# Input rows:

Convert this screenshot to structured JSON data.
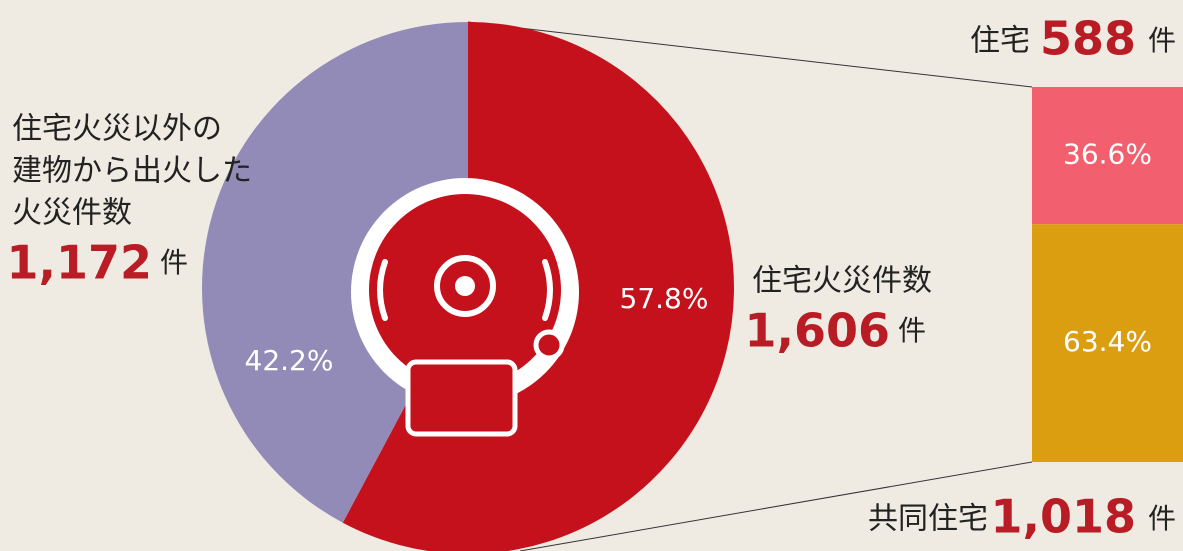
{
  "chart_data": [
    {
      "type": "pie",
      "categories": [
        [
          "住宅火災件数"
        ],
        [
          "住宅火災以外の",
          "建物から出火した",
          "火災件数"
        ]
      ],
      "values": [
        57.8,
        42.2
      ],
      "value_labels": [
        "57.8%",
        "42.2%"
      ],
      "counts": [
        1606,
        1172
      ],
      "count_labels": [
        "1,606",
        "1,172"
      ],
      "unit": "件",
      "colors": [
        "#c4111b",
        "#938bb7"
      ]
    },
    {
      "type": "bar",
      "categories": [
        "住宅",
        "共同住宅"
      ],
      "values": [
        36.6,
        63.4
      ],
      "value_labels": [
        "36.6%",
        "63.4%"
      ],
      "counts": [
        588,
        1018
      ],
      "count_labels": [
        "588",
        "1,018"
      ],
      "unit": "件",
      "colors": [
        "#f2606f",
        "#dc9e11"
      ]
    }
  ]
}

# Objective:
Reproduce each line of the records exactly, and omit every picture.

# Output of the task:
Convert this screenshot to structured JSON data.
{
  "chart_data": [
    {
      "type": "pie",
      "categories": [
        [
          "住宅火災件数"
        ],
        [
          "住宅火災以外の",
          "建物から出火した",
          "火災件数"
        ]
      ],
      "values": [
        57.8,
        42.2
      ],
      "value_labels": [
        "57.8%",
        "42.2%"
      ],
      "counts": [
        1606,
        1172
      ],
      "count_labels": [
        "1,606",
        "1,172"
      ],
      "unit": "件",
      "colors": [
        "#c4111b",
        "#938bb7"
      ]
    },
    {
      "type": "bar",
      "categories": [
        "住宅",
        "共同住宅"
      ],
      "values": [
        36.6,
        63.4
      ],
      "value_labels": [
        "36.6%",
        "63.4%"
      ],
      "counts": [
        588,
        1018
      ],
      "count_labels": [
        "588",
        "1,018"
      ],
      "unit": "件",
      "colors": [
        "#f2606f",
        "#dc9e11"
      ]
    }
  ]
}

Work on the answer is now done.